--- BEGIN Available records ---

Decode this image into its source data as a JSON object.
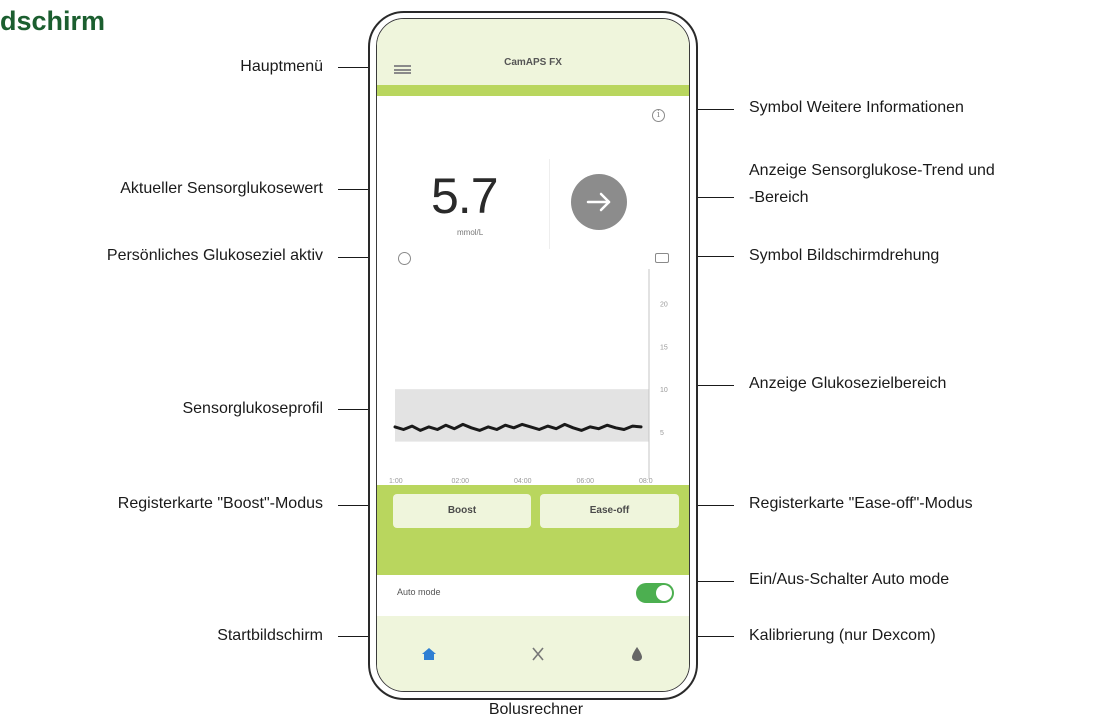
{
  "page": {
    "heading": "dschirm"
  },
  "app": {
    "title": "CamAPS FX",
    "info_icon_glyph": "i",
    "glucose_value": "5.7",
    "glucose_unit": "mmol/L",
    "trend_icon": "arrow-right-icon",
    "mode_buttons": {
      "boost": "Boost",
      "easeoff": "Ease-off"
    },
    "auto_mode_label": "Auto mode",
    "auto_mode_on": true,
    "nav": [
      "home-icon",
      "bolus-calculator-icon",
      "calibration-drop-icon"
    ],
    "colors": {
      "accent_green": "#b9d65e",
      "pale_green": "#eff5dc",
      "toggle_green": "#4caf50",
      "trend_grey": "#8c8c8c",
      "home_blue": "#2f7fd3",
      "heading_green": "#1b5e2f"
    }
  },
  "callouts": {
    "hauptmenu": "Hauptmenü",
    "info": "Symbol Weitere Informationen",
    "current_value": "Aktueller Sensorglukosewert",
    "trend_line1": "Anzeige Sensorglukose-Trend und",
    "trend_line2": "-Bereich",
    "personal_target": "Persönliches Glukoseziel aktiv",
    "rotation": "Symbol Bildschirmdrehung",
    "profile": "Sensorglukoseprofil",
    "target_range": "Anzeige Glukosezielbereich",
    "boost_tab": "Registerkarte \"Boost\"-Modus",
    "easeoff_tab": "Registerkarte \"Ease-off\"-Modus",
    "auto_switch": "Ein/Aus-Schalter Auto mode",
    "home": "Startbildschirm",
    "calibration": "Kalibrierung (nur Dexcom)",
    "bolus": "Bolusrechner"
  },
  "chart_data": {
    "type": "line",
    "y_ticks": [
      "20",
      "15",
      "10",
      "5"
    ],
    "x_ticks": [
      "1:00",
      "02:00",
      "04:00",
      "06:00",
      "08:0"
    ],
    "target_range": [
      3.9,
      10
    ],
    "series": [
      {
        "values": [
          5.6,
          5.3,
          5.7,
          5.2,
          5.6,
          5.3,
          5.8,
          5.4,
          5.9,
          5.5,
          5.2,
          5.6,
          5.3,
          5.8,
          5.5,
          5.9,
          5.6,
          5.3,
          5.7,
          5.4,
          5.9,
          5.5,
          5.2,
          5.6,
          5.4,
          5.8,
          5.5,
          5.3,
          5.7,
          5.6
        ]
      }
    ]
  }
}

--- END Available records ---
--- BEGIN Available records ---

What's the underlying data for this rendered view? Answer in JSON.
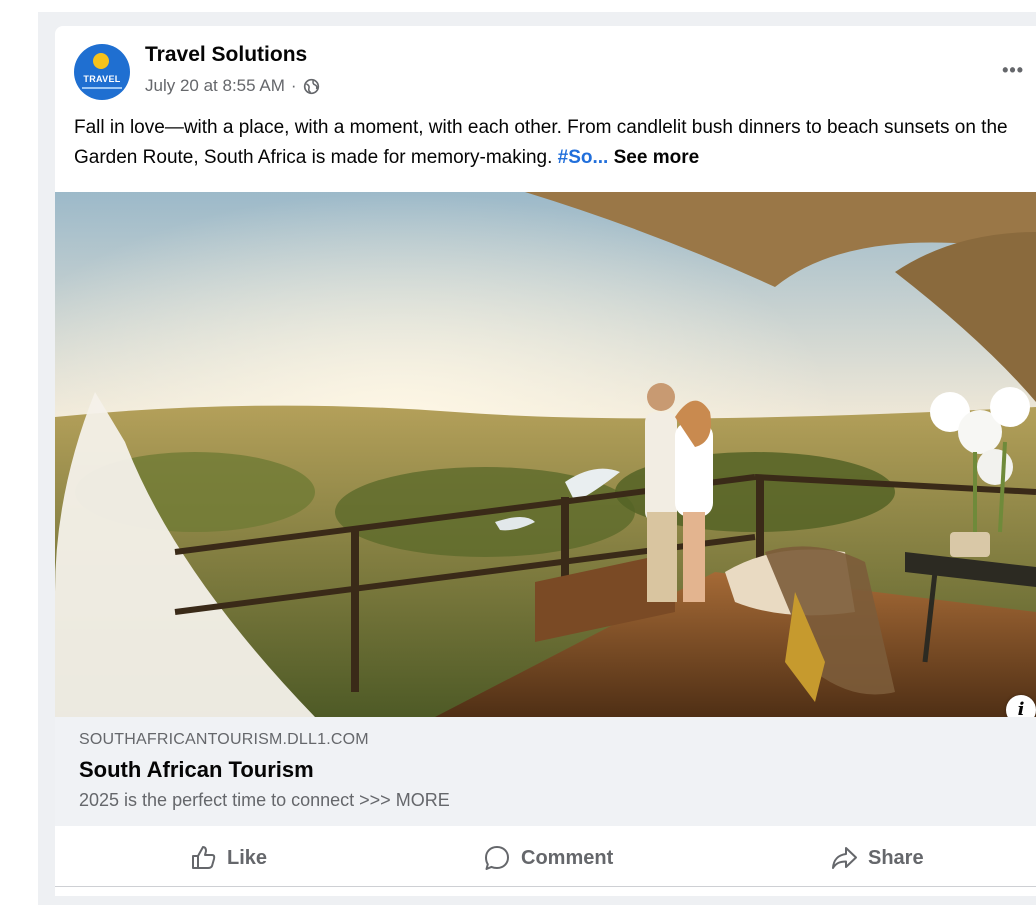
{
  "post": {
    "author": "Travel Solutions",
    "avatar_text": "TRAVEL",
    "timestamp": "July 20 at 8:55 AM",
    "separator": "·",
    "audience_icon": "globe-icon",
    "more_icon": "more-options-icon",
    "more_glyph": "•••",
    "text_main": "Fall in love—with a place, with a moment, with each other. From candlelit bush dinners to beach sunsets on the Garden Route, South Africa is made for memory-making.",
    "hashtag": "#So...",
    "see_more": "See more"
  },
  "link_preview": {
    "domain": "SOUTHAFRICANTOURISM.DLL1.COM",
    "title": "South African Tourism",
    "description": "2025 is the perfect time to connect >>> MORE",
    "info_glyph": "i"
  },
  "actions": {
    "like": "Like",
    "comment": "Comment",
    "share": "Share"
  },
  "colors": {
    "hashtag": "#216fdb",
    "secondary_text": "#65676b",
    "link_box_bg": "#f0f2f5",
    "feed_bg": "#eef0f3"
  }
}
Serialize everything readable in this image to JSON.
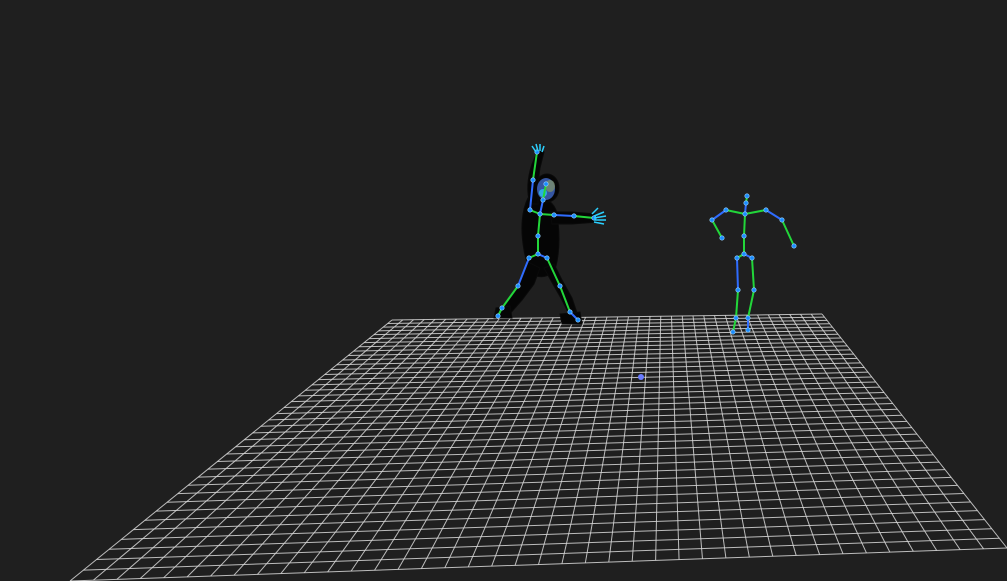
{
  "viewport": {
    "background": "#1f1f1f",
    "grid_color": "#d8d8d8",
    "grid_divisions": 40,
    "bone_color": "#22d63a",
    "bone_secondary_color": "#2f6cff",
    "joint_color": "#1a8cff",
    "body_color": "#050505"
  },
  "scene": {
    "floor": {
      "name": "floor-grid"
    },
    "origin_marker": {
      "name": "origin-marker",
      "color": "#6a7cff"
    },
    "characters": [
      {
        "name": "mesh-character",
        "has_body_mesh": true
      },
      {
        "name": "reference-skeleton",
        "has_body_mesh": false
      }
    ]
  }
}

--- END Available records ---

## Instructions for the task
Pull out all lines from the listing that contain the string "this".

## Answer in full
Decode this image into its source data as a JSON object.
What's the underlying data for this rendered view? Answer in JSON.
Serialize everything readable in this image to JSON.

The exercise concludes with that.